**Data listing:**
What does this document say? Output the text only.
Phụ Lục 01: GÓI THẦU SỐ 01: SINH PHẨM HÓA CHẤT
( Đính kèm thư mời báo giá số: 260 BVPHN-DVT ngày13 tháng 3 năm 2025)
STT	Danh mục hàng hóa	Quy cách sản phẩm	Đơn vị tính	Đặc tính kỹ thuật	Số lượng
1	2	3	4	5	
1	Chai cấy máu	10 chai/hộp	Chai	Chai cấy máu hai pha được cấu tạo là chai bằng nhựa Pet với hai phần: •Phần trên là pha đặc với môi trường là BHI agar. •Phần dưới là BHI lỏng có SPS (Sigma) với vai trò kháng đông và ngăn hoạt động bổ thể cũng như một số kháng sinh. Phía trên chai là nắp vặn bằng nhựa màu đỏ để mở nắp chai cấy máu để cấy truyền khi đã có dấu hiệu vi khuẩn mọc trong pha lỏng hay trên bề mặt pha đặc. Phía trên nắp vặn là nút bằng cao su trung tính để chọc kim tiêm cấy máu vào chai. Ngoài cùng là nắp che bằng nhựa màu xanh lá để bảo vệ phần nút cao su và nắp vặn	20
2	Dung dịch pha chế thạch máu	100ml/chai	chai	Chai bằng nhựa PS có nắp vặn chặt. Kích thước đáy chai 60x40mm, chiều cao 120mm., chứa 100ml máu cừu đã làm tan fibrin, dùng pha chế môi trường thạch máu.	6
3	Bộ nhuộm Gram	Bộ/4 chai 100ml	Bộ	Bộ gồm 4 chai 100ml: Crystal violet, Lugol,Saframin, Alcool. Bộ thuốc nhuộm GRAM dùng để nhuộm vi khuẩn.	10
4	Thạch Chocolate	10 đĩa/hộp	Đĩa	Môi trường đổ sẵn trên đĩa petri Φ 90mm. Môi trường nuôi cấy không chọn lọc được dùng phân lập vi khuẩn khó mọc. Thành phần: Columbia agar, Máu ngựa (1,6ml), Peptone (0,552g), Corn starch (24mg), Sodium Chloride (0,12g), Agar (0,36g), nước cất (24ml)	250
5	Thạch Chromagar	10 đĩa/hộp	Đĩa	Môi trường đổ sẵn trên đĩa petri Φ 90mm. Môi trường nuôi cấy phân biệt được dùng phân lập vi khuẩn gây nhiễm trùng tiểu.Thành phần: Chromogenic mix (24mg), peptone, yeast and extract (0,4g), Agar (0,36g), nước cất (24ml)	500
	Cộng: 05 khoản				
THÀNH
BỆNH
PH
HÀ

**Description of the task:** Faithfully transcribe the whole of the data.

**Solution to the exercise:**
What does this document say? Output the text only.
Phụ Lục 01: GÓI THẦU SỐ 01: SINH PHẨM HÓA CHẤT
( Đính kèm thư mời báo giá số: 260 BVPHN-DVT ngày13 tháng 3 năm 2025)
STT	Danh mục hàng hóa	Quy cách sản phẩm	Đơn vị tính	Đặc tính kỹ thuật	Số lượng
1	2	3	4	5	
1	Chai cấy máu	10 chai/hộp	Chai	Chai cấy máu hai pha được cấu tạo là chai bằng nhựa Pet với hai phần: •Phần trên là pha đặc với môi trường là BHI agar. •Phần dưới là BHI lỏng có SPS (Sigma) với vai trò kháng đông và ngăn hoạt động bổ thể cũng như một số kháng sinh. Phía trên chai là nắp vặn bằng nhựa màu đỏ để mở nắp chai cấy máu để cấy truyền khi đã có dấu hiệu vi khuẩn mọc trong pha lỏng hay trên bề mặt pha đặc. Phía trên nắp vặn là nút bằng cao su trung tính để chọc kim tiêm cấy máu vào chai. Ngoài cùng là nắp che bằng nhựa màu xanh lá để bảo vệ phần nút cao su và nắp vặn	20
2	Dung dịch pha chế thạch máu	100ml/chai	chai	Chai bằng nhựa PS có nắp vặn chặt. Kích thước đáy chai 60x40mm, chiều cao 120mm., chứa 100ml máu cừu đã làm tan fibrin, dùng pha chế môi trường thạch máu.	6
3	Bộ nhuộm Gram	Bộ/4 chai 100ml	Bộ	Bộ gồm 4 chai 100ml: Crystal violet, Lugol,Saframin, Alcool. Bộ thuốc nhuộm GRAM dùng để nhuộm vi khuẩn.	10
4	Thạch Chocolate	10 đĩa/hộp	Đĩa	Môi trường đổ sẵn trên đĩa petri Φ 90mm. Môi trường nuôi cấy không chọn lọc được dùng phân lập vi khuẩn khó mọc. Thành phần: Columbia agar, Máu ngựa (1,6ml), Peptone (0,552g), Corn starch (24mg), Sodium Chloride (0,12g), Agar (0,36g), nước cất (24ml)	250
5	Thạch Chromagar	10 đĩa/hộp	Đĩa	Môi trường đổ sẵn trên đĩa petri Φ 90mm. Môi trường nuôi cấy phân biệt được dùng phân lập vi khuẩn gây nhiễm trùng tiểu.Thành phần: Chromogenic mix (24mg), peptone, yeast and extract (0,4g), Agar (0,36g), nước cất (24ml)	500
	Cộng: 05 khoản				
THÀNH
BỆNH
PH
HÀ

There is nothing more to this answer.